[START OF Stored rows]

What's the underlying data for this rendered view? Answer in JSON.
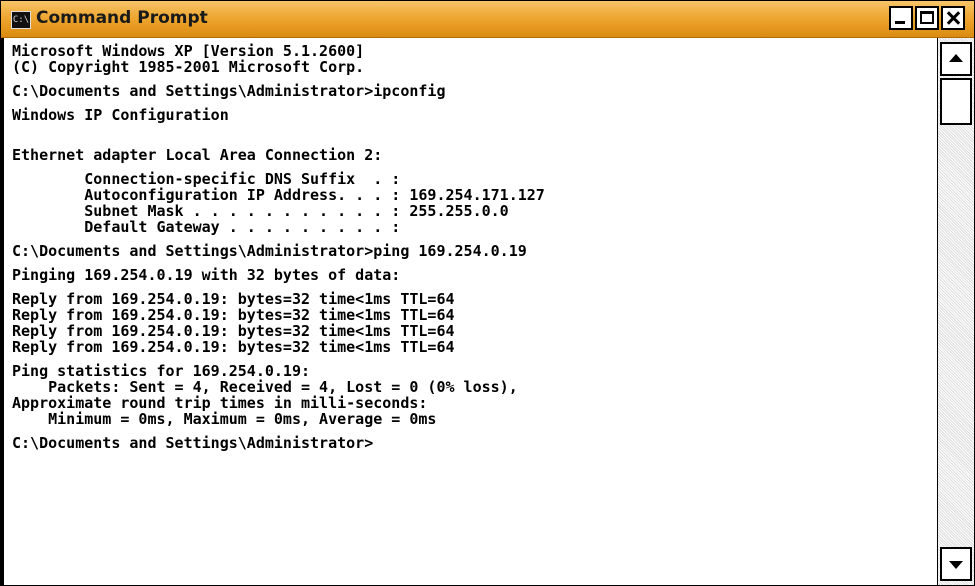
{
  "window": {
    "icon_text": "C:\\",
    "title": "Command Prompt"
  },
  "console": {
    "lines": [
      "Microsoft Windows XP [Version 5.1.2600]",
      "(C) Copyright 1985-2001 Microsoft Corp.",
      "",
      "C:\\Documents and Settings\\Administrator>ipconfig",
      "",
      "Windows IP Configuration",
      "",
      "",
      "Ethernet adapter Local Area Connection 2:",
      "",
      "        Connection-specific DNS Suffix  . :",
      "        Autoconfiguration IP Address. . . : 169.254.171.127",
      "        Subnet Mask . . . . . . . . . . . : 255.255.0.0",
      "        Default Gateway . . . . . . . . . :",
      "",
      "C:\\Documents and Settings\\Administrator>ping 169.254.0.19",
      "",
      "Pinging 169.254.0.19 with 32 bytes of data:",
      "",
      "Reply from 169.254.0.19: bytes=32 time<1ms TTL=64",
      "Reply from 169.254.0.19: bytes=32 time<1ms TTL=64",
      "Reply from 169.254.0.19: bytes=32 time<1ms TTL=64",
      "Reply from 169.254.0.19: bytes=32 time<1ms TTL=64",
      "",
      "Ping statistics for 169.254.0.19:",
      "    Packets: Sent = 4, Received = 4, Lost = 0 (0% loss),",
      "Approximate round trip times in milli-seconds:",
      "    Minimum = 0ms, Maximum = 0ms, Average = 0ms",
      "",
      "C:\\Documents and Settings\\Administrator>"
    ]
  },
  "icons": {
    "minimize": "minimize-icon",
    "maximize": "maximize-icon",
    "close": "close-icon",
    "scroll_up": "arrow-up-icon",
    "scroll_down": "arrow-down-icon"
  },
  "colors": {
    "titlebar": "#e79a1f",
    "console_bg": "#ffffff",
    "console_text": "#000000"
  }
}
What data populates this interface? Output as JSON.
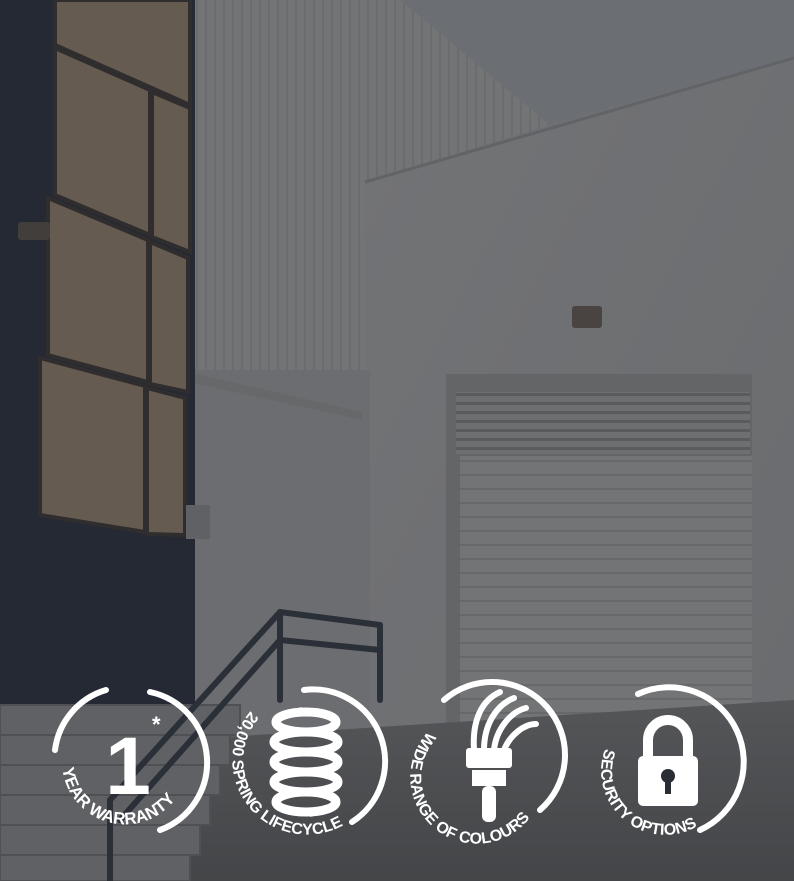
{
  "scene": {
    "subject": "commercial building exterior with white roller shutter door, staircase with railing, blue and tan cladding"
  },
  "badges": [
    {
      "icon": "number-one-icon",
      "number": "1",
      "asterisk": "*",
      "label": "YEAR WARRANTY"
    },
    {
      "icon": "spring-icon",
      "label": "20,000 SPRING LIFECYCLE"
    },
    {
      "icon": "paint-brush-icon",
      "label": "WIDE RANGE OF COLOURS"
    },
    {
      "icon": "padlock-icon",
      "label": "SECURITY OPTIONS"
    }
  ],
  "colors": {
    "text": "#ffffff",
    "overlay": "#2a2d33",
    "navy_wall": "#1b2436",
    "tan_panel": "#c7a57f",
    "white_wall": "#e6e4e0"
  }
}
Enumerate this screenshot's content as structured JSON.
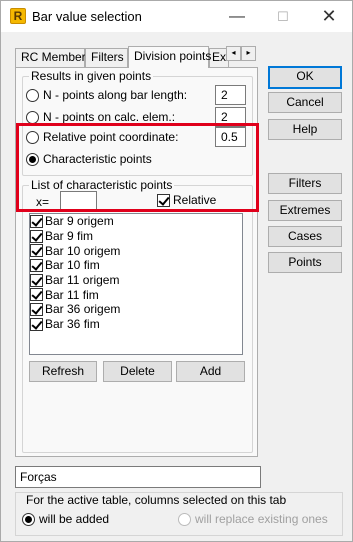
{
  "window": {
    "title": "Bar value selection",
    "icon": "R",
    "minimize": "—",
    "maximize": "☐",
    "close": "✕"
  },
  "tabs": [
    {
      "label": "RC Members"
    },
    {
      "label": "Filters"
    },
    {
      "label": "Division points"
    },
    {
      "label": "Ex"
    }
  ],
  "tab_scroll": {
    "left": "◂",
    "right": "▸"
  },
  "results": {
    "group_label": "Results in given points",
    "options": [
      {
        "label": "N - points along bar length:",
        "value": "2",
        "checked": false
      },
      {
        "label": "N - points on calc. elem.:",
        "value": "2",
        "checked": false
      },
      {
        "label": "Relative point coordinate:",
        "value": "0.5",
        "checked": false
      },
      {
        "label": "Characteristic points",
        "checked": true
      }
    ]
  },
  "char_points": {
    "group_label": "List of characteristic points",
    "x_label": "x=",
    "x_value": "",
    "relative_label": "Relative",
    "relative_checked": true,
    "items": [
      {
        "label": "Bar 9 origem",
        "checked": true
      },
      {
        "label": "Bar 9 fim",
        "checked": true
      },
      {
        "label": "Bar 10 origem",
        "checked": true
      },
      {
        "label": "Bar 10 fim",
        "checked": true
      },
      {
        "label": "Bar 11 origem",
        "checked": true
      },
      {
        "label": "Bar 11 fim",
        "checked": true
      },
      {
        "label": "Bar 36 origem",
        "checked": true
      },
      {
        "label": "Bar 36 fim",
        "checked": true
      }
    ],
    "buttons": {
      "refresh": "Refresh",
      "delete": "Delete",
      "add": "Add"
    }
  },
  "side_buttons": {
    "ok": "OK",
    "cancel": "Cancel",
    "help": "Help",
    "filters": "Filters",
    "extremes": "Extremes",
    "cases": "Cases",
    "points": "Points"
  },
  "name_field": {
    "value": "Forças"
  },
  "columns_group": {
    "label": "For the active table, columns selected on this tab",
    "option_added": "will be added",
    "option_replace": "will replace existing ones"
  },
  "colors": {
    "highlight": "#e0001b",
    "accent": "#0078d7"
  }
}
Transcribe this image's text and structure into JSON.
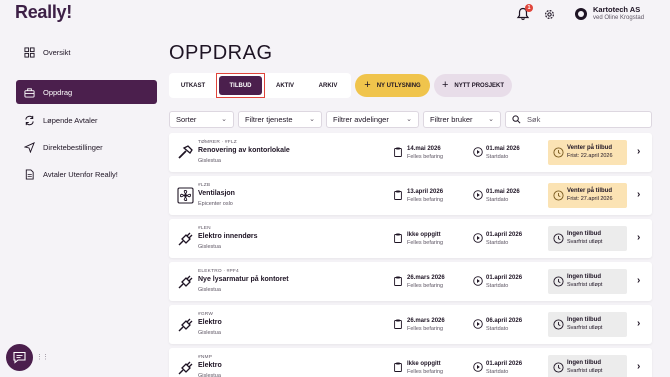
{
  "app": {
    "logo": "Really!"
  },
  "header": {
    "notification_count": "1",
    "company_name": "Kartotech AS",
    "company_user": "ved Oline Krogstad"
  },
  "sidebar": {
    "items": [
      {
        "label": "Oversikt",
        "icon": "grid-icon"
      },
      {
        "label": "Oppdrag",
        "icon": "toolbox-icon",
        "active": true
      },
      {
        "label": "Løpende Avtaler",
        "icon": "refresh-icon"
      },
      {
        "label": "Direktebestillinger",
        "icon": "send-icon"
      },
      {
        "label": "Avtaler Utenfor Really!",
        "icon": "document-icon"
      }
    ]
  },
  "main": {
    "title": "OPPDRAG",
    "tabs": [
      {
        "label": "UTKAST"
      },
      {
        "label": "TILBUD",
        "active": true
      },
      {
        "label": "AKTIV"
      },
      {
        "label": "ARKIV"
      }
    ],
    "actions": {
      "new_tender": "NY UTLYSNING",
      "new_project": "NYTT PROSJEKT"
    },
    "filters": {
      "sort": "Sorter",
      "service": "Filtrer tjeneste",
      "department": "Filtrer avdelinger",
      "user": "Filtrer bruker"
    },
    "search": {
      "placeholder": "Søk"
    }
  },
  "jobs": [
    {
      "category": "TØMRER · #FLZ",
      "name": "Renovering av kontorlokale",
      "location": "Gislestua",
      "icon": "hammer-icon",
      "befaring_date": "14.mai 2026",
      "befaring_type": "Felles befaring",
      "start_date": "01.mai 2026",
      "start_label": "Startdato",
      "status": "Venter på tilbud",
      "status_detail": "Frist: 22.april 2026",
      "status_kind": "waiting"
    },
    {
      "category": "#LZB",
      "name": "Ventilasjon",
      "location": "Epicenter oslo",
      "icon": "fan-icon",
      "befaring_date": "13.april 2026",
      "befaring_type": "Felles befaring",
      "start_date": "01.mai 2026",
      "start_label": "Startdato",
      "status": "Venter på tilbud",
      "status_detail": "Frist: 27.april 2026",
      "status_kind": "waiting"
    },
    {
      "category": "#LEN",
      "name": "Elektro innendørs",
      "location": "Gislestua",
      "icon": "plug-icon",
      "befaring_date": "Ikke oppgitt",
      "befaring_type": "Felles befaring",
      "start_date": "01.april 2026",
      "start_label": "Startdato",
      "status": "Ingen tilbud",
      "status_detail": "Svarfrist utløpt",
      "status_kind": "none"
    },
    {
      "category": "ELEKTRO · #PF4",
      "name": "Nye lysarmatur på kontoret",
      "location": "Gislestua",
      "icon": "plug-icon",
      "befaring_date": "26.mars 2026",
      "befaring_type": "Felles befaring",
      "start_date": "01.april 2026",
      "start_label": "Startdato",
      "status": "Ingen tilbud",
      "status_detail": "Svarfrist utløpt",
      "status_kind": "none"
    },
    {
      "category": "#GRW",
      "name": "Elektro",
      "location": "Gislestua",
      "icon": "plug-icon",
      "befaring_date": "26.mars 2026",
      "befaring_type": "Felles befaring",
      "start_date": "06.april 2026",
      "start_label": "Startdato",
      "status": "Ingen tilbud",
      "status_detail": "Svarfrist utløpt",
      "status_kind": "none"
    },
    {
      "category": "#NMP",
      "name": "Elektro",
      "location": "Gislestua",
      "icon": "plug-icon",
      "befaring_date": "Ikke oppgitt",
      "befaring_type": "Felles befaring",
      "start_date": "01.april 2026",
      "start_label": "Startdato",
      "status": "Ingen tilbud",
      "status_detail": "Svarfrist utløpt",
      "status_kind": "none"
    }
  ],
  "colors": {
    "brand": "#4b1f4d",
    "accent_yellow": "#f0c44c",
    "waiting_bg": "#fbe3b4",
    "none_bg": "#ececec",
    "badge": "#e0453b"
  }
}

[END OF Stored rows]

Stated exercise
Scan the material above for the word "Filtrer". Copy each line where it occurs.

Solution for this task
      "service": "Filtrer tjeneste",
      "department": "Filtrer avdelinger",
      "user": "Filtrer bruker"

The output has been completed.